* **Brief**
Leaving out the pictures, transcribe all of the records faithfully.

★ ★ ★ ★

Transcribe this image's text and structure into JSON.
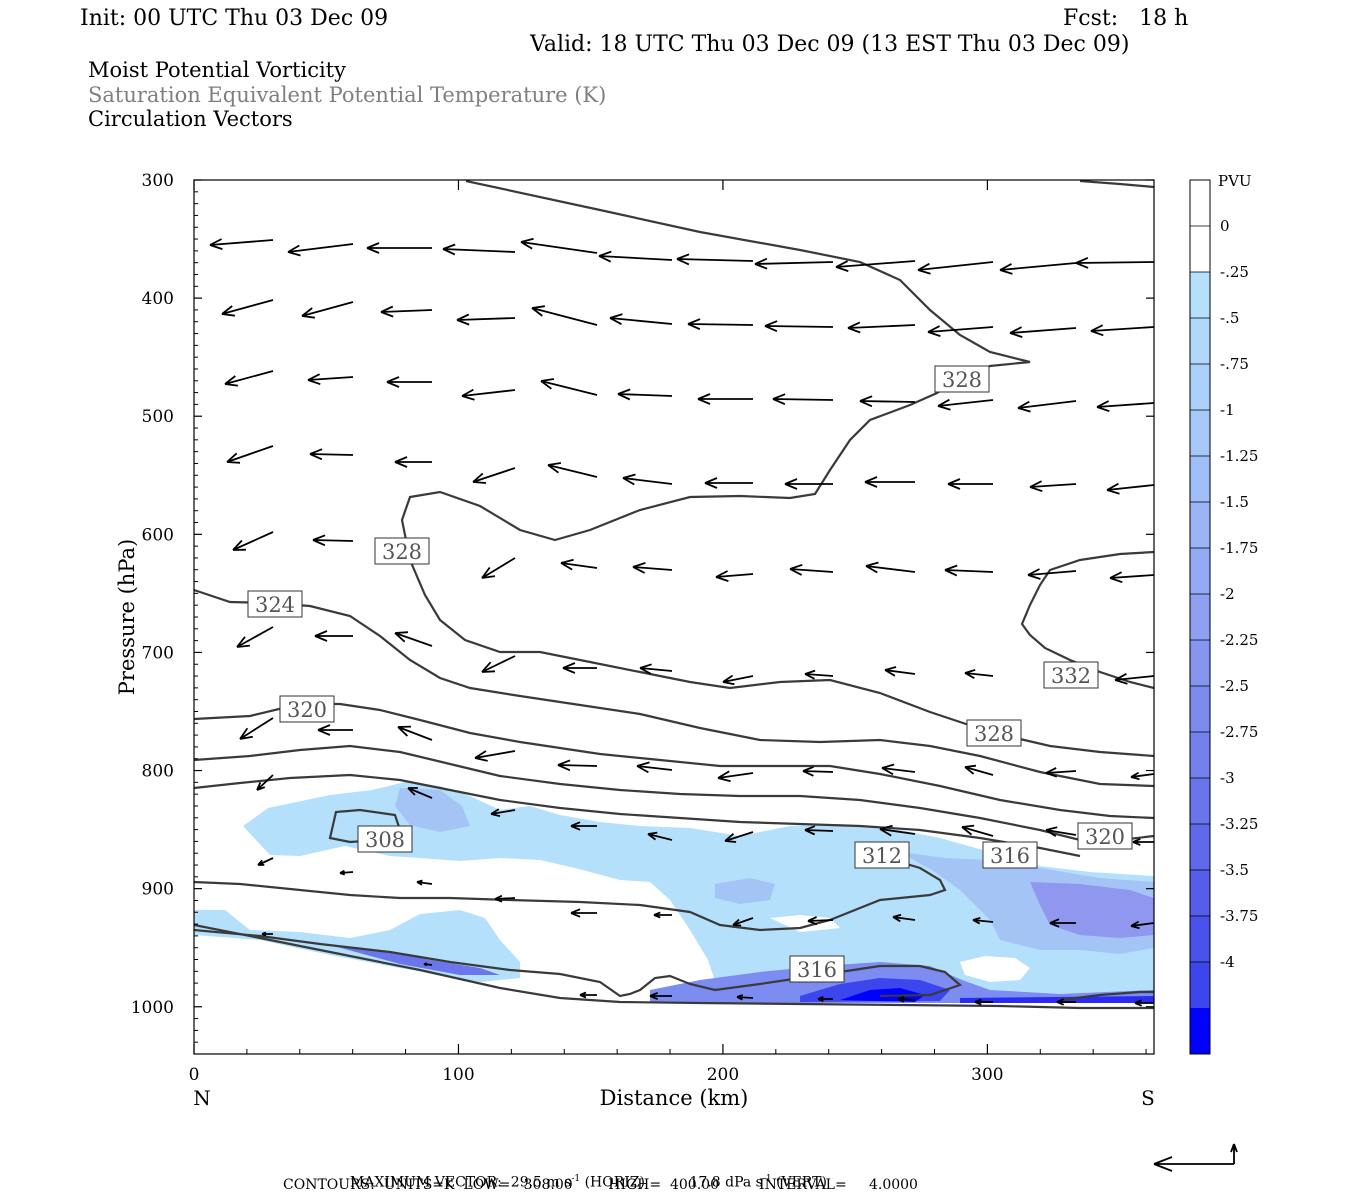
{
  "header": {
    "init": "Init: 00 UTC Thu 03 Dec 09",
    "fcst": "Fcst:   18 h",
    "valid": "Valid: 18 UTC Thu 03 Dec 09 (13 EST Thu 03 Dec 09)"
  },
  "fields": {
    "line1": "Moist Potential Vorticity",
    "line2": "Saturation Equivalent Potential Temperature (K)",
    "line3": "Circulation Vectors"
  },
  "footer": {
    "max_vector_label": "MAXIMUM VECTOR:",
    "horiz": "29.5 m s",
    "horiz_exp": "-1",
    "horiz_unit": " (HORIZ)",
    "vert": "17.8 dPa s",
    "vert_exp": "-1",
    "vert_unit": " (VERT)",
    "contours": "CONTOURS:  UNITS=K  LOW=   308.00        HIGH=  400.00         INTERVAL=     4.0000"
  },
  "colors": {
    "contour": "#3a3a3a",
    "shade_light": "#b5e0fb",
    "shade_mid": "#9fb3f2",
    "shade_dark": "#3c3cf0",
    "shade_max": "#0000ff"
  },
  "chart_data": {
    "type": "cross-section",
    "xlabel": "Distance (km)",
    "ylabel": "Pressure (hPa)",
    "xlim": [
      0,
      363
    ],
    "ylim": [
      1040,
      300
    ],
    "x_ticks": [
      0,
      100,
      200,
      300
    ],
    "y_ticks": [
      300,
      400,
      500,
      600,
      700,
      800,
      900,
      1000
    ],
    "x_end_labels": [
      "N",
      "S"
    ],
    "colorbar": {
      "unit": "PVU",
      "levels": [
        "0",
        "-.25",
        "-.5",
        "-.75",
        "-1",
        "-1.25",
        "-1.5",
        "-1.75",
        "-2",
        "-2.25",
        "-2.5",
        "-2.75",
        "-3",
        "-3.25",
        "-3.5",
        "-3.75",
        "-4"
      ],
      "colors": [
        "#ffffff",
        "#ffffff",
        "#b5e0fb",
        "#b0d8fb",
        "#abd0fb",
        "#a6c8f9",
        "#a0bef7",
        "#9ab4f5",
        "#94aaf4",
        "#8da0f2",
        "#8595f0",
        "#7d8aee",
        "#7480ec",
        "#6a75ea",
        "#5f6aea",
        "#545eea",
        "#4852eb",
        "#3c46ec",
        "#0000ff"
      ]
    },
    "contours_K": [
      {
        "value": 308,
        "label_at": [
          72,
          857
        ]
      },
      {
        "value": 312,
        "label_at": [
          260,
          883
        ]
      },
      {
        "value": 316,
        "label_at": [
          310,
          884
        ]
      },
      {
        "value": 316,
        "label_at": [
          236,
          1002
        ]
      },
      {
        "value": 320,
        "label_at": [
          42,
          755
        ]
      },
      {
        "value": 320,
        "label_at": [
          344,
          864
        ]
      },
      {
        "value": 324,
        "label_at": [
          30,
          652
        ]
      },
      {
        "value": 328,
        "label_at": [
          78,
          606
        ]
      },
      {
        "value": 328,
        "label_at": [
          291,
          478
        ]
      },
      {
        "value": 328,
        "label_at": [
          302,
          771
        ]
      },
      {
        "value": 332,
        "label_at": [
          332,
          720
        ]
      }
    ]
  }
}
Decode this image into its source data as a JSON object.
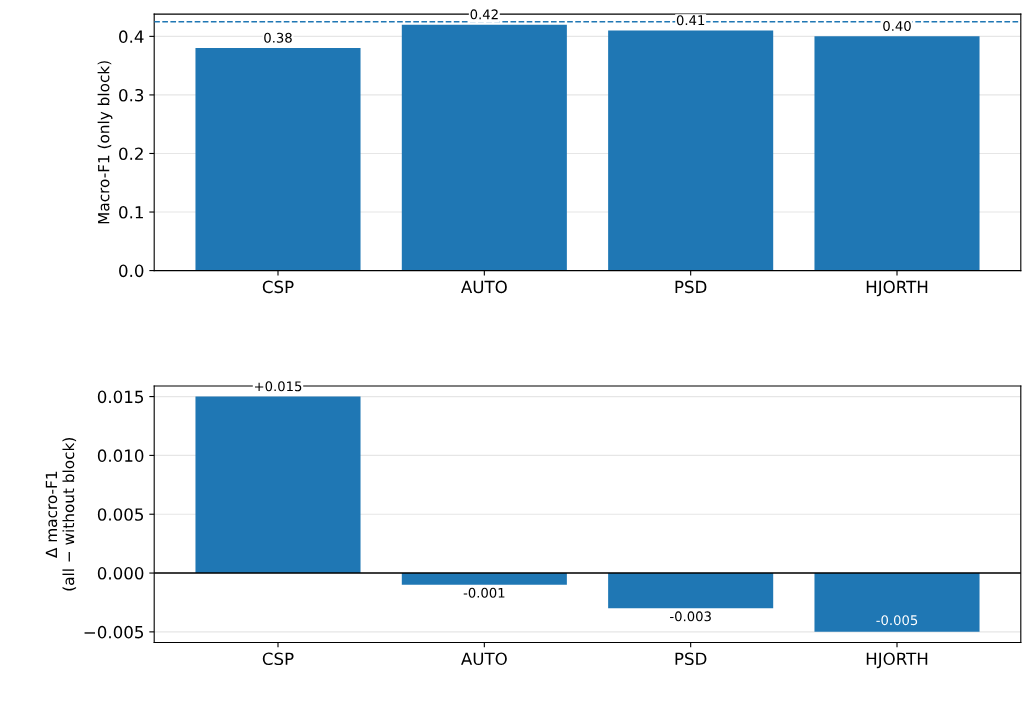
{
  "chart_data": [
    {
      "type": "bar",
      "ylabel": "Macro-F1 (only block)",
      "categories": [
        "CSP",
        "AUTO",
        "PSD",
        "HJORTH"
      ],
      "values": [
        0.38,
        0.42,
        0.41,
        0.4
      ],
      "color": "#1f77b4",
      "value_labels": [
        "0.38",
        "0.42",
        "0.41",
        "0.40"
      ],
      "ylim": [
        0,
        0.438
      ],
      "yticks": [
        {
          "value": 0,
          "label": "0.0"
        },
        {
          "value": 0.1,
          "label": "0.1"
        },
        {
          "value": 0.2,
          "label": "0.2"
        },
        {
          "value": 0.3,
          "label": "0.3"
        },
        {
          "value": 0.4,
          "label": "0.4"
        }
      ],
      "grid": "y",
      "ref_lines": [
        {
          "axis": "y",
          "value": 0.425,
          "color": "#1f77b4",
          "line_style": "dashed"
        }
      ]
    },
    {
      "type": "bar",
      "ylabel": "Δ macro-F1\n(all − without block)",
      "categories": [
        "CSP",
        "AUTO",
        "PSD",
        "HJORTH"
      ],
      "values": [
        0.015,
        -0.001,
        -0.003,
        -0.005
      ],
      "color": "#1f77b4",
      "value_labels": [
        "+0.015",
        "-0.001",
        "-0.003",
        "-0.005"
      ],
      "ylim": [
        -0.0059,
        0.0159
      ],
      "yticks": [
        {
          "value": -0.005,
          "label": "−0.005"
        },
        {
          "value": 0,
          "label": "0.000"
        },
        {
          "value": 0.005,
          "label": "0.005"
        },
        {
          "value": 0.01,
          "label": "0.010"
        },
        {
          "value": 0.015,
          "label": "0.015"
        }
      ],
      "grid": "y",
      "ref_lines": [
        {
          "axis": "y",
          "value": 0,
          "color": "#000000",
          "line_style": "solid"
        }
      ]
    }
  ]
}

★ ★ ★ ★

* **Task answer**
Transcribe this image's text and structure into JSON.
{
  "header": {
    "init": "Init: 00 UTC Thu 03 Dec 09",
    "fcst": "Fcst:   18 h",
    "valid": "Valid: 18 UTC Thu 03 Dec 09 (13 EST Thu 03 Dec 09)"
  },
  "fields": {
    "line1": "Moist Potential Vorticity",
    "line2": "Saturation Equivalent Potential Temperature (K)",
    "line3": "Circulation Vectors"
  },
  "footer": {
    "max_vector_label": "MAXIMUM VECTOR:",
    "horiz": "29.5 m s",
    "horiz_exp": "-1",
    "horiz_unit": " (HORIZ)",
    "vert": "17.8 dPa s",
    "vert_exp": "-1",
    "vert_unit": " (VERT)",
    "contours": "CONTOURS:  UNITS=K  LOW=   308.00        HIGH=  400.00         INTERVAL=     4.0000"
  },
  "colors": {
    "contour": "#3a3a3a",
    "shade_light": "#b5e0fb",
    "shade_mid": "#9fb3f2",
    "shade_dark": "#3c3cf0",
    "shade_max": "#0000ff"
  },
  "chart_data": {
    "type": "cross-section",
    "xlabel": "Distance (km)",
    "ylabel": "Pressure (hPa)",
    "xlim": [
      0,
      363
    ],
    "ylim": [
      1040,
      300
    ],
    "x_ticks": [
      0,
      100,
      200,
      300
    ],
    "y_ticks": [
      300,
      400,
      500,
      600,
      700,
      800,
      900,
      1000
    ],
    "x_end_labels": [
      "N",
      "S"
    ],
    "colorbar": {
      "unit": "PVU",
      "levels": [
        "0",
        "-.25",
        "-.5",
        "-.75",
        "-1",
        "-1.25",
        "-1.5",
        "-1.75",
        "-2",
        "-2.25",
        "-2.5",
        "-2.75",
        "-3",
        "-3.25",
        "-3.5",
        "-3.75",
        "-4"
      ],
      "colors": [
        "#ffffff",
        "#ffffff",
        "#b5e0fb",
        "#b0d8fb",
        "#abd0fb",
        "#a6c8f9",
        "#a0bef7",
        "#9ab4f5",
        "#94aaf4",
        "#8da0f2",
        "#8595f0",
        "#7d8aee",
        "#7480ec",
        "#6a75ea",
        "#5f6aea",
        "#545eea",
        "#4852eb",
        "#3c46ec",
        "#0000ff"
      ]
    },
    "contours_K": [
      {
        "value": 308,
        "label_at": [
          72,
          857
        ]
      },
      {
        "value": 312,
        "label_at": [
          260,
          883
        ]
      },
      {
        "value": 316,
        "label_at": [
          310,
          884
        ]
      },
      {
        "value": 316,
        "label_at": [
          236,
          1002
        ]
      },
      {
        "value": 320,
        "label_at": [
          42,
          755
        ]
      },
      {
        "value": 320,
        "label_at": [
          344,
          864
        ]
      },
      {
        "value": 324,
        "label_at": [
          30,
          652
        ]
      },
      {
        "value": 328,
        "label_at": [
          78,
          606
        ]
      },
      {
        "value": 328,
        "label_at": [
          291,
          478
        ]
      },
      {
        "value": 328,
        "label_at": [
          302,
          771
        ]
      },
      {
        "value": 332,
        "label_at": [
          332,
          720
        ]
      }
    ]
  }
}
Decode this image into its source data as a JSON object.
{
  "chart_data": [
    {
      "type": "bar",
      "ylabel": "Macro-F1 (only block)",
      "categories": [
        "CSP",
        "AUTO",
        "PSD",
        "HJORTH"
      ],
      "values": [
        0.38,
        0.42,
        0.41,
        0.4
      ],
      "color": "#1f77b4",
      "value_labels": [
        "0.38",
        "0.42",
        "0.41",
        "0.40"
      ],
      "ylim": [
        0,
        0.438
      ],
      "yticks": [
        {
          "value": 0,
          "label": "0.0"
        },
        {
          "value": 0.1,
          "label": "0.1"
        },
        {
          "value": 0.2,
          "label": "0.2"
        },
        {
          "value": 0.3,
          "label": "0.3"
        },
        {
          "value": 0.4,
          "label": "0.4"
        }
      ],
      "grid": "y",
      "ref_lines": [
        {
          "axis": "y",
          "value": 0.425,
          "color": "#1f77b4",
          "line_style": "dashed"
        }
      ]
    },
    {
      "type": "bar",
      "ylabel": "Δ macro-F1\n(all − without block)",
      "categories": [
        "CSP",
        "AUTO",
        "PSD",
        "HJORTH"
      ],
      "values": [
        0.015,
        -0.001,
        -0.003,
        -0.005
      ],
      "color": "#1f77b4",
      "value_labels": [
        "+0.015",
        "-0.001",
        "-0.003",
        "-0.005"
      ],
      "ylim": [
        -0.0059,
        0.0159
      ],
      "yticks": [
        {
          "value": -0.005,
          "label": "−0.005"
        },
        {
          "value": 0,
          "label": "0.000"
        },
        {
          "value": 0.005,
          "label": "0.005"
        },
        {
          "value": 0.01,
          "label": "0.010"
        },
        {
          "value": 0.015,
          "label": "0.015"
        }
      ],
      "grid": "y",
      "ref_lines": [
        {
          "axis": "y",
          "value": 0,
          "color": "#000000",
          "line_style": "solid"
        }
      ]
    }
  ]
}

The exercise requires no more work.